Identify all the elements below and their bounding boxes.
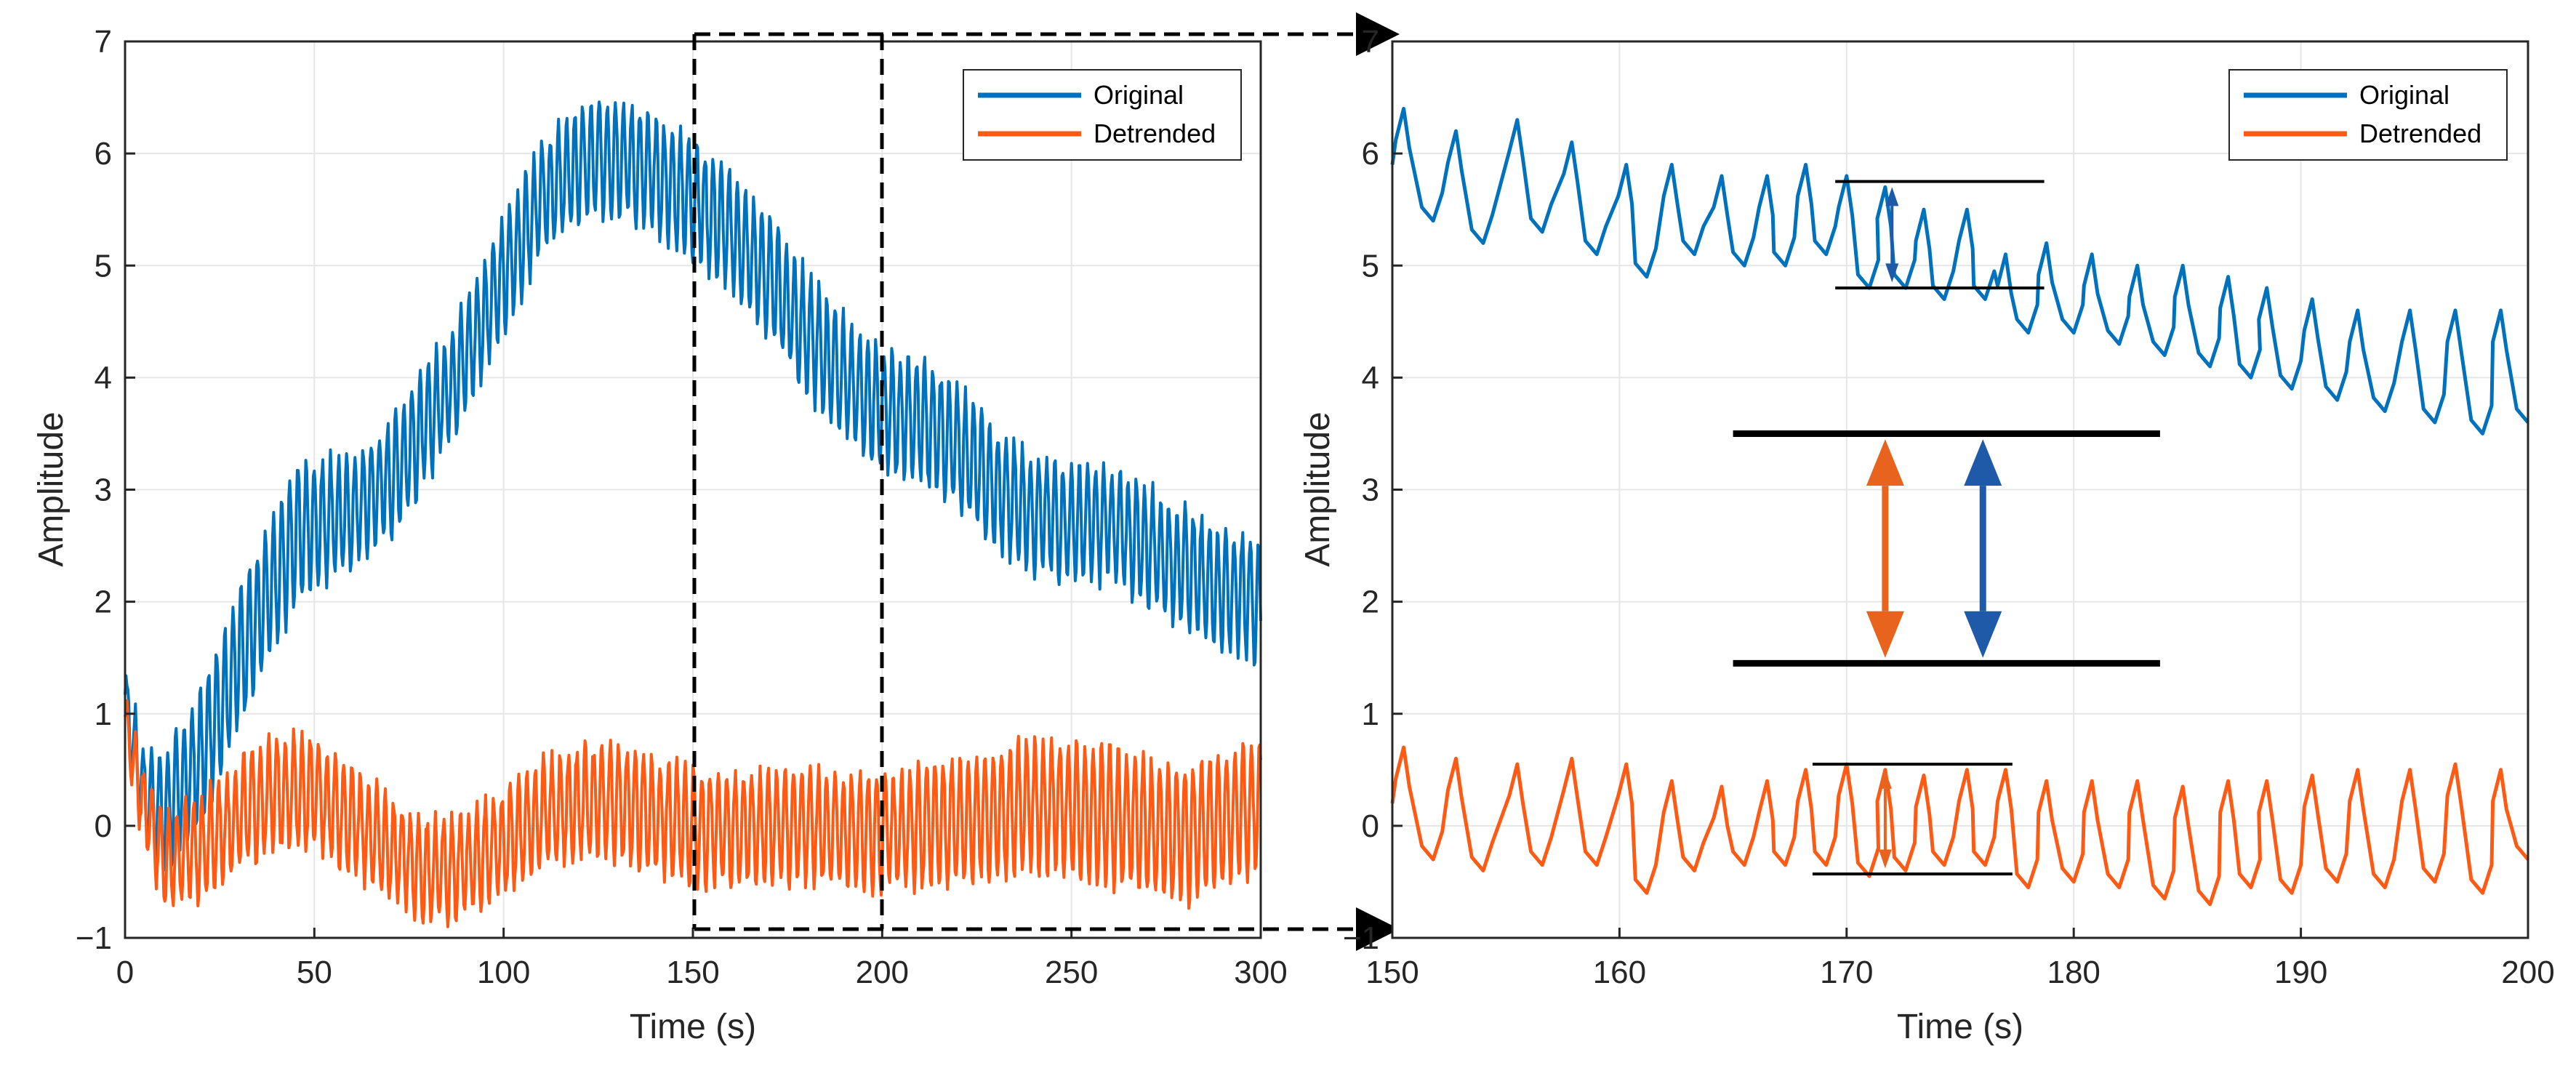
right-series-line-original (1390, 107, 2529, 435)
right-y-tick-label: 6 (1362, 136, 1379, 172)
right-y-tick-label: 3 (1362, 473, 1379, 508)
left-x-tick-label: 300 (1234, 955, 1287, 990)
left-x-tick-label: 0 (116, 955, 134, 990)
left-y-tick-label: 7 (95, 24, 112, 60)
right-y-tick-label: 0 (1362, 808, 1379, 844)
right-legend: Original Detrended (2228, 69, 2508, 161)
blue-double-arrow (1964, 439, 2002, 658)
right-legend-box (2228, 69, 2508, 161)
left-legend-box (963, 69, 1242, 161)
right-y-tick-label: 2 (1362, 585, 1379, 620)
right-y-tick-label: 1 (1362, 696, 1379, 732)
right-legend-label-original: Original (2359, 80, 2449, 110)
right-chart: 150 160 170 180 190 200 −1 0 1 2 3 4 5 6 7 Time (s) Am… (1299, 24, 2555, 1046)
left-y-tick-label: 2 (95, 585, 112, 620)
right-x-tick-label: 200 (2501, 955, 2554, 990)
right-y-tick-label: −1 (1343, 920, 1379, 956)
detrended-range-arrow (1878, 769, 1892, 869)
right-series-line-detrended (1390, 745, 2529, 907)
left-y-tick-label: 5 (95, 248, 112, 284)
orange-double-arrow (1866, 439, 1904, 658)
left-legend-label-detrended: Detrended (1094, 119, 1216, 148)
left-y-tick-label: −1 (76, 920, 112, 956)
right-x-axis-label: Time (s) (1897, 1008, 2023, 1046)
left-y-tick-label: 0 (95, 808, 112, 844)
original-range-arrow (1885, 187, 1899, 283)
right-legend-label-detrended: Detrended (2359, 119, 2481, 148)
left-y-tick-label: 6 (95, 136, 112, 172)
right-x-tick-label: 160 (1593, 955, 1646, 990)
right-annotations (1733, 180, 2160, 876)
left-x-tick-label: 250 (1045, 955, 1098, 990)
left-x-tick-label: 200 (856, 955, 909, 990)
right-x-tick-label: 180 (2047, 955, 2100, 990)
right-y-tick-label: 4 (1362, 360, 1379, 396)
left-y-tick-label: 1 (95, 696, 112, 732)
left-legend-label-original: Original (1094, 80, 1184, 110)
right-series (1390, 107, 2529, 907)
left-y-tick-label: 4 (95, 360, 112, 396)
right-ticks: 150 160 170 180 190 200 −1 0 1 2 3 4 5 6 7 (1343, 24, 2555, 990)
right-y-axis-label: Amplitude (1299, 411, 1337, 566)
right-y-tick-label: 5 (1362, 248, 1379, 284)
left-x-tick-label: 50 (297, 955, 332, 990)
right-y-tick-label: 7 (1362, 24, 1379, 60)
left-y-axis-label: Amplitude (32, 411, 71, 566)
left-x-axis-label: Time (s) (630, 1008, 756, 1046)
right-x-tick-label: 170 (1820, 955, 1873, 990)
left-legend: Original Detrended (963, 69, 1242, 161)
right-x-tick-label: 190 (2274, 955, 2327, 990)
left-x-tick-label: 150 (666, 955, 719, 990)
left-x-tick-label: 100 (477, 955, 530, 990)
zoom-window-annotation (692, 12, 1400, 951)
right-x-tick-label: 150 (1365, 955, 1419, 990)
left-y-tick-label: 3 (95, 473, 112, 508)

* * * * * * * * *

[GIVEN REQUEST] In the listing, from the line with "right-series-line-original (1390, 107, 2529, 435)" to the line with "left-y-tick-label: −1 (76, 920, 112, 956)", substitute "bidirectional-arrow" for every "double-arrow" and leave everything else unchanged. Return only those lines.

[OUTPUT BELOW]
right-series-line-original (1390, 107, 2529, 435)
right-y-tick-label: 6 (1362, 136, 1379, 172)
right-y-tick-label: 3 (1362, 473, 1379, 508)
left-x-tick-label: 300 (1234, 955, 1287, 990)
left-x-tick-label: 0 (116, 955, 134, 990)
left-y-tick-label: 7 (95, 24, 112, 60)
right-y-tick-label: 0 (1362, 808, 1379, 844)
right-legend: Original Detrended (2228, 69, 2508, 161)
blue-bidirectional-arrow (1964, 439, 2002, 658)
right-legend-box (2228, 69, 2508, 161)
left-legend-box (963, 69, 1242, 161)
right-y-tick-label: 2 (1362, 585, 1379, 620)
right-y-tick-label: 1 (1362, 696, 1379, 732)
right-legend-label-original: Original (2359, 80, 2449, 110)
right-chart: 150 160 170 180 190 200 −1 0 1 2 3 4 5 6 7 Time (s) Am… (1299, 24, 2555, 1046)
left-y-tick-label: 2 (95, 585, 112, 620)
right-x-tick-label: 200 (2501, 955, 2554, 990)
right-y-tick-label: −1 (1343, 920, 1379, 956)
detrended-range-arrow (1878, 769, 1892, 869)
right-series-line-detrended (1390, 745, 2529, 907)
left-y-tick-label: 5 (95, 248, 112, 284)
orange-bidirectional-arrow (1866, 439, 1904, 658)
left-legend-label-detrended: Detrended (1094, 119, 1216, 148)
left-y-tick-label: −1 (76, 920, 112, 956)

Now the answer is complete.